Output every entry exactly as written, but omit the pictures.

::: Material supplied

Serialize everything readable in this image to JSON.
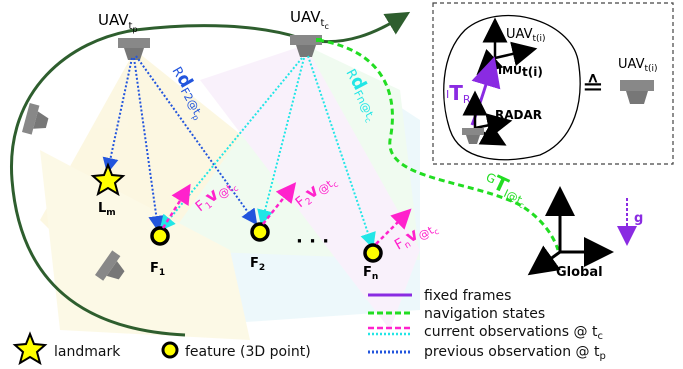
{
  "uav_tp": {
    "base": "UAV",
    "sub": "t",
    "subsub": "p"
  },
  "uav_tc": {
    "base": "UAV",
    "sub": "t",
    "subsub": "c"
  },
  "landmark": {
    "base": "L",
    "sub": "m"
  },
  "features": [
    {
      "base": "F",
      "sub": "1"
    },
    {
      "base": "F",
      "sub": "2"
    },
    {
      "base": "F",
      "sub": "n"
    }
  ],
  "ellipsis": "· · ·",
  "prev_obs_label": {
    "pre": "R",
    "main": "d",
    "sub": "F2@t",
    "subsub": "p"
  },
  "curr_obs_label_fn": {
    "pre": "R",
    "main": "d",
    "sub": "Fn@t",
    "subsub": "c"
  },
  "velocity_labels": [
    {
      "pre": "F",
      "presub": "1",
      "main": "v",
      "sub": "@t",
      "subsub": "c"
    },
    {
      "pre": "F",
      "presub": "2",
      "main": "v",
      "sub": "@t",
      "subsub": "c"
    },
    {
      "pre": "F",
      "presub": "n",
      "main": "v",
      "sub": "@t",
      "subsub": "c"
    }
  ],
  "global_transform": {
    "pre": "G",
    "main": "T",
    "sub": "I@t",
    "subsub": "c"
  },
  "global_label": "Global",
  "gravity_label": "g",
  "inset": {
    "uav_label": {
      "base": "UAV",
      "sub": "t(i)"
    },
    "uav_label_right": {
      "base": "UAV",
      "sub": "t(i)"
    },
    "imu_label": {
      "base": "IMU",
      "sub": "t(i)"
    },
    "radar_label": "RADAR",
    "rotation_label": {
      "pre": "I",
      "main": "T",
      "sub": "R"
    },
    "equiv_symbol": "≙"
  },
  "legend_right": [
    {
      "label": "fixed frames",
      "color": "#8a2be2",
      "style": "solid"
    },
    {
      "label": "navigation states",
      "color": "#22dd22",
      "style": "dashed"
    },
    {
      "label": "current observations @ t",
      "sub": "c",
      "color": "#ff22cc",
      "color2": "#22e6e6",
      "style": "dashed-double"
    },
    {
      "label": "previous observation @ t",
      "sub": "p",
      "color": "#2255dd",
      "style": "dotted"
    }
  ],
  "legend_bottom": [
    {
      "label": "landmark",
      "icon": "star-icon"
    },
    {
      "label": "feature (3D point)",
      "icon": "feature-dot-icon"
    }
  ],
  "colors": {
    "trajectory": "#2e5e2e",
    "fixed": "#8a2be2",
    "navigation": "#22dd22",
    "current_a": "#ff22cc",
    "current_b": "#22e6e6",
    "previous": "#2255dd",
    "star": "#ffff00",
    "feature_fill": "#ffff00"
  }
}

::::::

### In response
Serialize everything readable in this image to JSON.
{
  "uav_tp": {
    "base": "UAV",
    "sub": "t",
    "subsub": "p"
  },
  "uav_tc": {
    "base": "UAV",
    "sub": "t",
    "subsub": "c"
  },
  "landmark": {
    "base": "L",
    "sub": "m"
  },
  "features": [
    {
      "base": "F",
      "sub": "1"
    },
    {
      "base": "F",
      "sub": "2"
    },
    {
      "base": "F",
      "sub": "n"
    }
  ],
  "ellipsis": "· · ·",
  "prev_obs_label": {
    "pre": "R",
    "main": "d",
    "sub": "F2@t",
    "subsub": "p"
  },
  "curr_obs_label_fn": {
    "pre": "R",
    "main": "d",
    "sub": "Fn@t",
    "subsub": "c"
  },
  "velocity_labels": [
    {
      "pre": "F",
      "presub": "1",
      "main": "v",
      "sub": "@t",
      "subsub": "c"
    },
    {
      "pre": "F",
      "presub": "2",
      "main": "v",
      "sub": "@t",
      "subsub": "c"
    },
    {
      "pre": "F",
      "presub": "n",
      "main": "v",
      "sub": "@t",
      "subsub": "c"
    }
  ],
  "global_transform": {
    "pre": "G",
    "main": "T",
    "sub": "I@t",
    "subsub": "c"
  },
  "global_label": "Global",
  "gravity_label": "g",
  "inset": {
    "uav_label": {
      "base": "UAV",
      "sub": "t(i)"
    },
    "uav_label_right": {
      "base": "UAV",
      "sub": "t(i)"
    },
    "imu_label": {
      "base": "IMU",
      "sub": "t(i)"
    },
    "radar_label": "RADAR",
    "rotation_label": {
      "pre": "I",
      "main": "T",
      "sub": "R"
    },
    "equiv_symbol": "≙"
  },
  "legend_right": [
    {
      "label": "fixed frames",
      "color": "#8a2be2",
      "style": "solid"
    },
    {
      "label": "navigation states",
      "color": "#22dd22",
      "style": "dashed"
    },
    {
      "label": "current observations @ t",
      "sub": "c",
      "color": "#ff22cc",
      "color2": "#22e6e6",
      "style": "dashed-double"
    },
    {
      "label": "previous observation @ t",
      "sub": "p",
      "color": "#2255dd",
      "style": "dotted"
    }
  ],
  "legend_bottom": [
    {
      "label": "landmark",
      "icon": "star-icon"
    },
    {
      "label": "feature (3D point)",
      "icon": "feature-dot-icon"
    }
  ],
  "colors": {
    "trajectory": "#2e5e2e",
    "fixed": "#8a2be2",
    "navigation": "#22dd22",
    "current_a": "#ff22cc",
    "current_b": "#22e6e6",
    "previous": "#2255dd",
    "star": "#ffff00",
    "feature_fill": "#ffff00"
  }
}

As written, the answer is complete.